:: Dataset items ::
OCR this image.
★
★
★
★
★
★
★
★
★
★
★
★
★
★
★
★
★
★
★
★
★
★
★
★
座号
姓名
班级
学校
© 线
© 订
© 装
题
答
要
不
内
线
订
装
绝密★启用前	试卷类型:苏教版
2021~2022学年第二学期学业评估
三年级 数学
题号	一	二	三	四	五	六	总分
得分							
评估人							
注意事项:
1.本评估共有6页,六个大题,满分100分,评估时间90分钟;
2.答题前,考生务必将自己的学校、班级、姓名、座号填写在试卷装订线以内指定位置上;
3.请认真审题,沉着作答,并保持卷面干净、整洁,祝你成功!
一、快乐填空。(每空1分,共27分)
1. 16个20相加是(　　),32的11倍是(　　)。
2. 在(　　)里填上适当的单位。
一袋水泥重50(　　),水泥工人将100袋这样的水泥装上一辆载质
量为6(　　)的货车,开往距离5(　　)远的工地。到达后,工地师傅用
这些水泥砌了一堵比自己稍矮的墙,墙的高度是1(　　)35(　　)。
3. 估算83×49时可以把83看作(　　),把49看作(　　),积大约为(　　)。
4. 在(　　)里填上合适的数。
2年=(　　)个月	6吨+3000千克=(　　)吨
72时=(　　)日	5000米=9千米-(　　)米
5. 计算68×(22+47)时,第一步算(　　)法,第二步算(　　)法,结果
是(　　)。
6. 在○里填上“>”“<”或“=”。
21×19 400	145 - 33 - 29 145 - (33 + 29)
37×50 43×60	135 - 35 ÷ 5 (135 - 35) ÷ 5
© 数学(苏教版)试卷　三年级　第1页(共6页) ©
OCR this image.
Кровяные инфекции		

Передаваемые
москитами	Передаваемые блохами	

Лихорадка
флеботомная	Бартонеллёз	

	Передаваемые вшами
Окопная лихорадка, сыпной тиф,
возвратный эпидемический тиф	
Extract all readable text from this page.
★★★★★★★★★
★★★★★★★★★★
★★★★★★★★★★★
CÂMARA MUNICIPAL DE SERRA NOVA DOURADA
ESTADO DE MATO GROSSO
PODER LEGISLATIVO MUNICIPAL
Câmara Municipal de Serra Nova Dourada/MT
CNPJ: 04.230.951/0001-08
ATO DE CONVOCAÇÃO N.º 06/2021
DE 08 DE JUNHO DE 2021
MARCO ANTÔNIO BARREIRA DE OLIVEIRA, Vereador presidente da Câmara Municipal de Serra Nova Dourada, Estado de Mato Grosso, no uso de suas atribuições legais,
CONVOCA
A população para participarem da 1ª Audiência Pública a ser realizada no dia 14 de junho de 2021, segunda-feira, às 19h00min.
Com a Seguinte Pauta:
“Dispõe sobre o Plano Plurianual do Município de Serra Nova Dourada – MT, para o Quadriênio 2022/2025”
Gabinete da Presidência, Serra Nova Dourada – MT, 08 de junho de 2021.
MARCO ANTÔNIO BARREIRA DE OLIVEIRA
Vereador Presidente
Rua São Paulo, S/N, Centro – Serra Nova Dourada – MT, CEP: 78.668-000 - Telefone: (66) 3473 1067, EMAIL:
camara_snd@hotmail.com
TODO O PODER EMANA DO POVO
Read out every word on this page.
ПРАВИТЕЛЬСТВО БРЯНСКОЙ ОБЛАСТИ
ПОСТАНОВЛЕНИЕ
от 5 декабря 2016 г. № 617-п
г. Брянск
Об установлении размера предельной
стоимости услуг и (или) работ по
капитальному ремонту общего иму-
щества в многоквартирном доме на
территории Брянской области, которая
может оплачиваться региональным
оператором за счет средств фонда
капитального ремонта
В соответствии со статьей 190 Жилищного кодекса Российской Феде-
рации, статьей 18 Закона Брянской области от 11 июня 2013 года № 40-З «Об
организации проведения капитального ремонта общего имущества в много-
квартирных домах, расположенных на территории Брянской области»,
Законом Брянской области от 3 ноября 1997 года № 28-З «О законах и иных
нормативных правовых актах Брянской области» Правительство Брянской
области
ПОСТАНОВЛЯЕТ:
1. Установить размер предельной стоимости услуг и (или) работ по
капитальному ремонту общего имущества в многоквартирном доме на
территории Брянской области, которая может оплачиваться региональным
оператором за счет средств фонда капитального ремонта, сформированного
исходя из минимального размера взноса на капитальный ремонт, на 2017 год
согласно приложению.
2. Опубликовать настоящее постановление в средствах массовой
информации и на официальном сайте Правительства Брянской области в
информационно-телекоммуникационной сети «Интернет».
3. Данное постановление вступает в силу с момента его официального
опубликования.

:: Task to carry out ::
Copy each record from above without leaving any out.

:: Answer for the task ::
OCR this image.
★
★
★
★
★
★
★
★
★
★
★
★
★
★
★
★
★
★
★
★
★
★
★
★
座号
姓名
班级
学校
© 线
© 订
© 装
题
答
要
不
内
线
订
装
绝密★启用前	试卷类型:苏教版
2021~2022学年第二学期学业评估
三年级 数学
题号	一	二	三	四	五	六	总分
得分							
评估人							
注意事项:
1.本评估共有6页,六个大题,满分100分,评估时间90分钟;
2.答题前,考生务必将自己的学校、班级、姓名、座号填写在试卷装订线以内指定位置上;
3.请认真审题,沉着作答,并保持卷面干净、整洁,祝你成功!
一、快乐填空。(每空1分,共27分)
1. 16个20相加是(　　),32的11倍是(　　)。
2. 在(　　)里填上适当的单位。
一袋水泥重50(　　),水泥工人将100袋这样的水泥装上一辆载质
量为6(　　)的货车,开往距离5(　　)远的工地。到达后,工地师傅用
这些水泥砌了一堵比自己稍矮的墙,墙的高度是1(　　)35(　　)。
3. 估算83×49时可以把83看作(　　),把49看作(　　),积大约为(　　)。
4. 在(　　)里填上合适的数。
2年=(　　)个月	6吨+3000千克=(　　)吨
72时=(　　)日	5000米=9千米-(　　)米
5. 计算68×(22+47)时,第一步算(　　)法,第二步算(　　)法,结果
是(　　)。
6. 在○里填上“>”“<”或“=”。
21×19 400	145 - 33 - 29 145 - (33 + 29)
37×50 43×60	135 - 35 ÷ 5 (135 - 35) ÷ 5
© 数学(苏教版)试卷　三年级　第1页(共6页) ©
OCR this image.
Кровяные инфекции		

Передаваемые
москитами	Передаваемые блохами	

Лихорадка
флеботомная	Бартонеллёз	

	Передаваемые вшами
Окопная лихорадка, сыпной тиф,
возвратный эпидемический тиф	
Extract all readable text from this page.
★★★★★★★★★
★★★★★★★★★★
★★★★★★★★★★★
CÂMARA MUNICIPAL DE SERRA NOVA DOURADA
ESTADO DE MATO GROSSO
PODER LEGISLATIVO MUNICIPAL
Câmara Municipal de Serra Nova Dourada/MT
CNPJ: 04.230.951/0001-08
ATO DE CONVOCAÇÃO N.º 06/2021
DE 08 DE JUNHO DE 2021
MARCO ANTÔNIO BARREIRA DE OLIVEIRA, Vereador presidente da Câmara Municipal de Serra Nova Dourada, Estado de Mato Grosso, no uso de suas atribuições legais,
CONVOCA
A população para participarem da 1ª Audiência Pública a ser realizada no dia 14 de junho de 2021, segunda-feira, às 19h00min.
Com a Seguinte Pauta:
“Dispõe sobre o Plano Plurianual do Município de Serra Nova Dourada – MT, para o Quadriênio 2022/2025”
Gabinete da Presidência, Serra Nova Dourada – MT, 08 de junho de 2021.
MARCO ANTÔNIO BARREIRA DE OLIVEIRA
Vereador Presidente
Rua São Paulo, S/N, Centro – Serra Nova Dourada – MT, CEP: 78.668-000 - Telefone: (66) 3473 1067, EMAIL:
camara_snd@hotmail.com
TODO O PODER EMANA DO POVO
Read out every word on this page.
ПРАВИТЕЛЬСТВО БРЯНСКОЙ ОБЛАСТИ
ПОСТАНОВЛЕНИЕ
от 5 декабря 2016 г. № 617-п
г. Брянск
Об установлении размера предельной
стоимости услуг и (или) работ по
капитальному ремонту общего иму-
щества в многоквартирном доме на
территории Брянской области, которая
может оплачиваться региональным
оператором за счет средств фонда
капитального ремонта
В соответствии со статьей 190 Жилищного кодекса Российской Феде-
рации, статьей 18 Закона Брянской области от 11 июня 2013 года № 40-З «Об
организации проведения капитального ремонта общего имущества в много-
квартирных домах, расположенных на территории Брянской области»,
Законом Брянской области от 3 ноября 1997 года № 28-З «О законах и иных
нормативных правовых актах Брянской области» Правительство Брянской
области
ПОСТАНОВЛЯЕТ:
1. Установить размер предельной стоимости услуг и (или) работ по
капитальному ремонту общего имущества в многоквартирном доме на
территории Брянской области, которая может оплачиваться региональным
оператором за счет средств фонда капитального ремонта, сформированного
исходя из минимального размера взноса на капитальный ремонт, на 2017 год
согласно приложению.
2. Опубликовать настоящее постановление в средствах массовой
информации и на официальном сайте Правительства Брянской области в
информационно-телекоммуникационной сети «Интернет».
3. Данное постановление вступает в силу с момента его официального
опубликования.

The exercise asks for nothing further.